**Directive**
Retype exactly the lines from the line with "What data populates" to the end of the data, keeping both boundary lines.

####################

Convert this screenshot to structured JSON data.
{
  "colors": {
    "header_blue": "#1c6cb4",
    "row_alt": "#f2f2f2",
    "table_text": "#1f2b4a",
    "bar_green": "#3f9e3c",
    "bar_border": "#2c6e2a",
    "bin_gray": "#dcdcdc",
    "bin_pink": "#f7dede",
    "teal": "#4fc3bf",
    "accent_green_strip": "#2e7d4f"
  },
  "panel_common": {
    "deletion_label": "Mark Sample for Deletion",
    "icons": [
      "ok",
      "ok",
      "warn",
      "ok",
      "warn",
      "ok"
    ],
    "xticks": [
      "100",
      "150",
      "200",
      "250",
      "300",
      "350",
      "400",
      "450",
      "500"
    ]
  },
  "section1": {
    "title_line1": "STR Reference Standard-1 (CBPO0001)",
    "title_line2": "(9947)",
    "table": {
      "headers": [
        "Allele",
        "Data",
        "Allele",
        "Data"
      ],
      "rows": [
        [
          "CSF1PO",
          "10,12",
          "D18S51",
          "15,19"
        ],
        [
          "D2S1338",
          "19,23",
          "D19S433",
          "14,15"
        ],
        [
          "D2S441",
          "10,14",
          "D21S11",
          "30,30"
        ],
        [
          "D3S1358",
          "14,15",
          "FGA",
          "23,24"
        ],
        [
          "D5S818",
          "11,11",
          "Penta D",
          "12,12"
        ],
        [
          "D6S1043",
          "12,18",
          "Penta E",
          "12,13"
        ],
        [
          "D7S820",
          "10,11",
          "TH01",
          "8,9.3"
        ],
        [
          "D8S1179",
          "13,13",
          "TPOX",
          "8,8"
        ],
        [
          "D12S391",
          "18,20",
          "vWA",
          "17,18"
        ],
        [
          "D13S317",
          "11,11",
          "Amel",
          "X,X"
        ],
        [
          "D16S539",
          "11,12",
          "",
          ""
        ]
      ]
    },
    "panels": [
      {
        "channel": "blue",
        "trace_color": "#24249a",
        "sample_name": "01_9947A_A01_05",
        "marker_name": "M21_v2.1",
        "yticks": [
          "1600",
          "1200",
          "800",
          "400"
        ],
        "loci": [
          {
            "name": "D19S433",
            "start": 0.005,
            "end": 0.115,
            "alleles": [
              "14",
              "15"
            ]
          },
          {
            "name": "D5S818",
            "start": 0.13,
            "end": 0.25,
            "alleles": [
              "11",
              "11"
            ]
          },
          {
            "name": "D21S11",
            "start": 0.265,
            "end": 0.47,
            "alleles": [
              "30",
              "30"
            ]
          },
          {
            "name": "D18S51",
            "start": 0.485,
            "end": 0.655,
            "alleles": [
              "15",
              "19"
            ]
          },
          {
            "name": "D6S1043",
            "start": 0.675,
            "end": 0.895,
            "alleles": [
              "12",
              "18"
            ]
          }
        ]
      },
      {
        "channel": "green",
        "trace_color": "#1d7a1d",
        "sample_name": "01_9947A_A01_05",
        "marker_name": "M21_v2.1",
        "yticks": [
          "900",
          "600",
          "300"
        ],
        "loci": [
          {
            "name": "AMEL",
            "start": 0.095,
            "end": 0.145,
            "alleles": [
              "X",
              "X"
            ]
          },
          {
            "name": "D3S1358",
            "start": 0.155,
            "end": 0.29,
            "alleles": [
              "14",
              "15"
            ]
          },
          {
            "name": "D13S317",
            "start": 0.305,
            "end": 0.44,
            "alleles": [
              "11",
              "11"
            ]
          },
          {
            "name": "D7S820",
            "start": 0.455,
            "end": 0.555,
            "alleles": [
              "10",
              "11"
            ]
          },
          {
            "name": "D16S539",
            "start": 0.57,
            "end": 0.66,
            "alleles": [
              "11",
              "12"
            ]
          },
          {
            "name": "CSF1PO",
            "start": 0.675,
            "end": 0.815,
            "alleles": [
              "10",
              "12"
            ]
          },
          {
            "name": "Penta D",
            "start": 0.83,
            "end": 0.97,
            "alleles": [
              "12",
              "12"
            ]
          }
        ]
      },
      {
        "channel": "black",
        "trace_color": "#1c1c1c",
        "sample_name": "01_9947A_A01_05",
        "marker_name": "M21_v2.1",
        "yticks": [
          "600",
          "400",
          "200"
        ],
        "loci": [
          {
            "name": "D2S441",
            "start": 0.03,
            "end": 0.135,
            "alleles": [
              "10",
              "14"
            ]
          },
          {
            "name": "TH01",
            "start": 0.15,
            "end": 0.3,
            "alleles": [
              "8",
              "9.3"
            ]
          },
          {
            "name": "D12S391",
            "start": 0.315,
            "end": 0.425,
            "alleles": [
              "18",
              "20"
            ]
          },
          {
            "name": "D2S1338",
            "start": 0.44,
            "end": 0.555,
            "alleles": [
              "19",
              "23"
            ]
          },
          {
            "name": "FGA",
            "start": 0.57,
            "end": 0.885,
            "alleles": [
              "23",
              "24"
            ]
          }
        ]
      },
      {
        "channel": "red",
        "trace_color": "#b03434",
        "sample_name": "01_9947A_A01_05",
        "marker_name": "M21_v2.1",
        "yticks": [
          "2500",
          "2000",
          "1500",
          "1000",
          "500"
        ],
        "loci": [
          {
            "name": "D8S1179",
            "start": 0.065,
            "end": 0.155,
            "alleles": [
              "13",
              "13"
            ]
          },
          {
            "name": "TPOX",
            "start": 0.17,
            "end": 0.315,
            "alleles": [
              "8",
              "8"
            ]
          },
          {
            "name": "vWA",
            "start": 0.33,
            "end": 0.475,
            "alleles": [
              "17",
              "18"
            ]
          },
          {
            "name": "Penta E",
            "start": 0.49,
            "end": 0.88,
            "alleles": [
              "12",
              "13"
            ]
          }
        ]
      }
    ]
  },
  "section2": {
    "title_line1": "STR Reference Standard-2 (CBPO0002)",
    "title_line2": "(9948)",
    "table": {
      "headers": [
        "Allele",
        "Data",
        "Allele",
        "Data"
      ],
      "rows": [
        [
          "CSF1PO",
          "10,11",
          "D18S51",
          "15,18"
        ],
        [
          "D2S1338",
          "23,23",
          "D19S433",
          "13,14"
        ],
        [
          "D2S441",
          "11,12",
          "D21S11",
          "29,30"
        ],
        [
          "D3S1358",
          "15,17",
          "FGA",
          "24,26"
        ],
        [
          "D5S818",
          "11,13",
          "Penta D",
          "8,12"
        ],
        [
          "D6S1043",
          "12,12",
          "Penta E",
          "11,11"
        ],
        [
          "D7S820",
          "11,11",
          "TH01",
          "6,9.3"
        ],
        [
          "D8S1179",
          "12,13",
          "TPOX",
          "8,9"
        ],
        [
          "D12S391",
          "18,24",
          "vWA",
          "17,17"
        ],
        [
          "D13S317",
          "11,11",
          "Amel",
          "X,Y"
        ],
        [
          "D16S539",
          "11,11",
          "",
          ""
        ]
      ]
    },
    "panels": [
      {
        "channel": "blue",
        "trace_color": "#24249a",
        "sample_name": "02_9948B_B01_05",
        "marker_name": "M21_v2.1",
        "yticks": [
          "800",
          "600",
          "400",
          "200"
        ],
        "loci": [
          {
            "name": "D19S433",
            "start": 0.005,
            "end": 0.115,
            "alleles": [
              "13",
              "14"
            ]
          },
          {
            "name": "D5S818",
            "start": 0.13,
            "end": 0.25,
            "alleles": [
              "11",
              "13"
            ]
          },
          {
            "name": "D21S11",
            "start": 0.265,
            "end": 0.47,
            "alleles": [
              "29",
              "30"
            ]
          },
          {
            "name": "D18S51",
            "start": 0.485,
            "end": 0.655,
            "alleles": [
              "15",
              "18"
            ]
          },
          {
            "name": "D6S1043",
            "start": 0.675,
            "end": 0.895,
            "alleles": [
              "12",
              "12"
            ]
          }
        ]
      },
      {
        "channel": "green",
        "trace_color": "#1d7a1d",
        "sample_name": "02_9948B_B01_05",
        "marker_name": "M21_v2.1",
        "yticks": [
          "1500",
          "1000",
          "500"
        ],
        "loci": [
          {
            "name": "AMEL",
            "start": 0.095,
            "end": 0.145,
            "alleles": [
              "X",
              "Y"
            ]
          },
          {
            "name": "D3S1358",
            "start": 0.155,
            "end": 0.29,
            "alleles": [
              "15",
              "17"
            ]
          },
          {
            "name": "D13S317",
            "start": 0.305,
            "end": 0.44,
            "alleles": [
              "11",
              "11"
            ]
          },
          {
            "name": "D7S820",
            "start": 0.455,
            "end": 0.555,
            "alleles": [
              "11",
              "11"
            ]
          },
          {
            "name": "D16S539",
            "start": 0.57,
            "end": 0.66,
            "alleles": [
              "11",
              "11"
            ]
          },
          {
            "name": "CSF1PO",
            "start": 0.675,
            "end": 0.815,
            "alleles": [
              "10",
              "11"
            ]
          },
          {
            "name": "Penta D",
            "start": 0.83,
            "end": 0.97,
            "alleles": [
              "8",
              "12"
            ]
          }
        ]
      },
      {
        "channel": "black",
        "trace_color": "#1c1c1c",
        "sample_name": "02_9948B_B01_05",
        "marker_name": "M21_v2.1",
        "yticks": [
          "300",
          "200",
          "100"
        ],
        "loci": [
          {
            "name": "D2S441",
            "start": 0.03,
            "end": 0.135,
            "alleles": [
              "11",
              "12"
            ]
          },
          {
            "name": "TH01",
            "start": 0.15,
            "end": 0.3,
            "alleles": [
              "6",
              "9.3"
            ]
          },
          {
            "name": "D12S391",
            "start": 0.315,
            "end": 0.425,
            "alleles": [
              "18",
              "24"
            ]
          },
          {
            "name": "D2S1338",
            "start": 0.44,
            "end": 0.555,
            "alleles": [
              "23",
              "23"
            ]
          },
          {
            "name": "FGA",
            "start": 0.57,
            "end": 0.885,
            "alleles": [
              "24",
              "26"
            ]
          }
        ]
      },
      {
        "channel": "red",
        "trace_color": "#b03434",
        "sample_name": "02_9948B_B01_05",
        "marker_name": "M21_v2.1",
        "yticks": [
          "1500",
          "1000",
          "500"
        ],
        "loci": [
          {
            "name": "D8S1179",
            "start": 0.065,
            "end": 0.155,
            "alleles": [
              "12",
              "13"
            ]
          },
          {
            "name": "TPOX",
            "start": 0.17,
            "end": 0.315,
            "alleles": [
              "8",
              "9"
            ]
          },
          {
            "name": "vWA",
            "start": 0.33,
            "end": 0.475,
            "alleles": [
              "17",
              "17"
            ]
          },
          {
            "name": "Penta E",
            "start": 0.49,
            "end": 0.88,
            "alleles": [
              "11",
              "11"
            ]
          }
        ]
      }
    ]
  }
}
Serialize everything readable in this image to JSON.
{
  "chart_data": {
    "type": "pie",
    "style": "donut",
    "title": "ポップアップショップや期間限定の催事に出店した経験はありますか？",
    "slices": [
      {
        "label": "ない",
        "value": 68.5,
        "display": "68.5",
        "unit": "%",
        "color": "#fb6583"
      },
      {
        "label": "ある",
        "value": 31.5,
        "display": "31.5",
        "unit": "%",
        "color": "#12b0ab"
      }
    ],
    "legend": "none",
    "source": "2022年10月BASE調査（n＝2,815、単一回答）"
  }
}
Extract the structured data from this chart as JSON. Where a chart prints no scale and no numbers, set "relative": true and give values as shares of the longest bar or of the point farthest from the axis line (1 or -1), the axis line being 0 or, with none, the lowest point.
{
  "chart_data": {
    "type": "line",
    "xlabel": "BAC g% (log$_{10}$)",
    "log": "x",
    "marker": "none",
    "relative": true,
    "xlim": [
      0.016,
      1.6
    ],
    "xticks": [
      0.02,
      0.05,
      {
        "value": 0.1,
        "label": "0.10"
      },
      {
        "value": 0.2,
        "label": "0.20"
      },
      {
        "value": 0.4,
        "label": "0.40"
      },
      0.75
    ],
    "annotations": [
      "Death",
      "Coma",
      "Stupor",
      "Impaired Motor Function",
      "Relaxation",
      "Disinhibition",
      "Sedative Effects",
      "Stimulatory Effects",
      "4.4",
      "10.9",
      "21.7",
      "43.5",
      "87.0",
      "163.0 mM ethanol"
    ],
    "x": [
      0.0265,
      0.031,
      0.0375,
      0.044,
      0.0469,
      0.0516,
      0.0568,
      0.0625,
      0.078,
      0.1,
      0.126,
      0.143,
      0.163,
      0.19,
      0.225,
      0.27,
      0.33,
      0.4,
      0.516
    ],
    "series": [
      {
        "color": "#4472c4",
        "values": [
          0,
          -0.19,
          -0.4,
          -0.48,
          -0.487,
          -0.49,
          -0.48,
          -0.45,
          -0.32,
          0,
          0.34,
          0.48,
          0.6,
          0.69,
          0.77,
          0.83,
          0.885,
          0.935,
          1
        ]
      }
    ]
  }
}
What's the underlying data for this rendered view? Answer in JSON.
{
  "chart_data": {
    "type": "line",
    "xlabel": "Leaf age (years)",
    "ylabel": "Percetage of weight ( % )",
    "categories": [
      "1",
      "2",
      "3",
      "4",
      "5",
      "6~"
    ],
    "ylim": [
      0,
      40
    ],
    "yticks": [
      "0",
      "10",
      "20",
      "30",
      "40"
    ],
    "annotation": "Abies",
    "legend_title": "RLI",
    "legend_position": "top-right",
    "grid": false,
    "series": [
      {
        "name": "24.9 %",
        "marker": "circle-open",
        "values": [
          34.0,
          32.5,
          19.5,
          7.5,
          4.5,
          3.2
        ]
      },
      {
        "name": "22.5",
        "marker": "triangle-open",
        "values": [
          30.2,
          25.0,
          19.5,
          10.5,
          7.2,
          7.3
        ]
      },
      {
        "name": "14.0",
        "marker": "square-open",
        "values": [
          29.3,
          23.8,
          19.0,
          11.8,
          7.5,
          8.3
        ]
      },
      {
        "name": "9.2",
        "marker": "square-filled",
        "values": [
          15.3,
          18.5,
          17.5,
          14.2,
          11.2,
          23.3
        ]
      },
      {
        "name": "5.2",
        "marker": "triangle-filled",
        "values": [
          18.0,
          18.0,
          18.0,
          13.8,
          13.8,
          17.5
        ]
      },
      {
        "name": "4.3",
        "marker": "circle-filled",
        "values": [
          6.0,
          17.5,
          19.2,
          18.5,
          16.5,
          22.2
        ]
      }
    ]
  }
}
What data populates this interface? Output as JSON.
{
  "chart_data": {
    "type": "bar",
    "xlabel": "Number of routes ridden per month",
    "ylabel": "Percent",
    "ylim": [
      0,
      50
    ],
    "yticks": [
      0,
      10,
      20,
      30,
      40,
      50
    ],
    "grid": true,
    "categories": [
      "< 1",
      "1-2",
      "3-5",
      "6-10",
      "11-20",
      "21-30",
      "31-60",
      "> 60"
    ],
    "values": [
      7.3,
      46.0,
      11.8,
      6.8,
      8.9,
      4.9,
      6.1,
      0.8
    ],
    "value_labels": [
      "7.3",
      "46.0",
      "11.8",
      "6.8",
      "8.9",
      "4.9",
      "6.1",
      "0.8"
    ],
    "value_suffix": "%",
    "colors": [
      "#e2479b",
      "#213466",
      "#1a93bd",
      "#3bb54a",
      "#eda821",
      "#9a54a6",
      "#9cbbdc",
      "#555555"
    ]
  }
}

####################

**Right answer**
What data populates this interface? Output as JSON.
{
  "chart_data": {
    "type": "bar",
    "xlabel": "Number of routes ridden per month",
    "ylabel": "Percent",
    "ylim": [
      0,
      50
    ],
    "yticks": [
      0,
      10,
      20,
      30,
      40,
      50
    ],
    "grid": true,
    "categories": [
      "< 1",
      "1-2",
      "3-5",
      "6-10",
      "11-20",
      "21-30",
      "31-60",
      "> 60"
    ],
    "values": [
      7.3,
      46.0,
      11.8,
      6.8,
      8.9,
      4.9,
      6.1,
      0.8
    ],
    "value_labels": [
      "7.3",
      "46.0",
      "11.8",
      "6.8",
      "8.9",
      "4.9",
      "6.1",
      "0.8"
    ],
    "value_suffix": "%",
    "colors": [
      "#e2479b",
      "#213466",
      "#1a93bd",
      "#3bb54a",
      "#eda821",
      "#9a54a6",
      "#9cbbdc",
      "#555555"
    ]
  }
}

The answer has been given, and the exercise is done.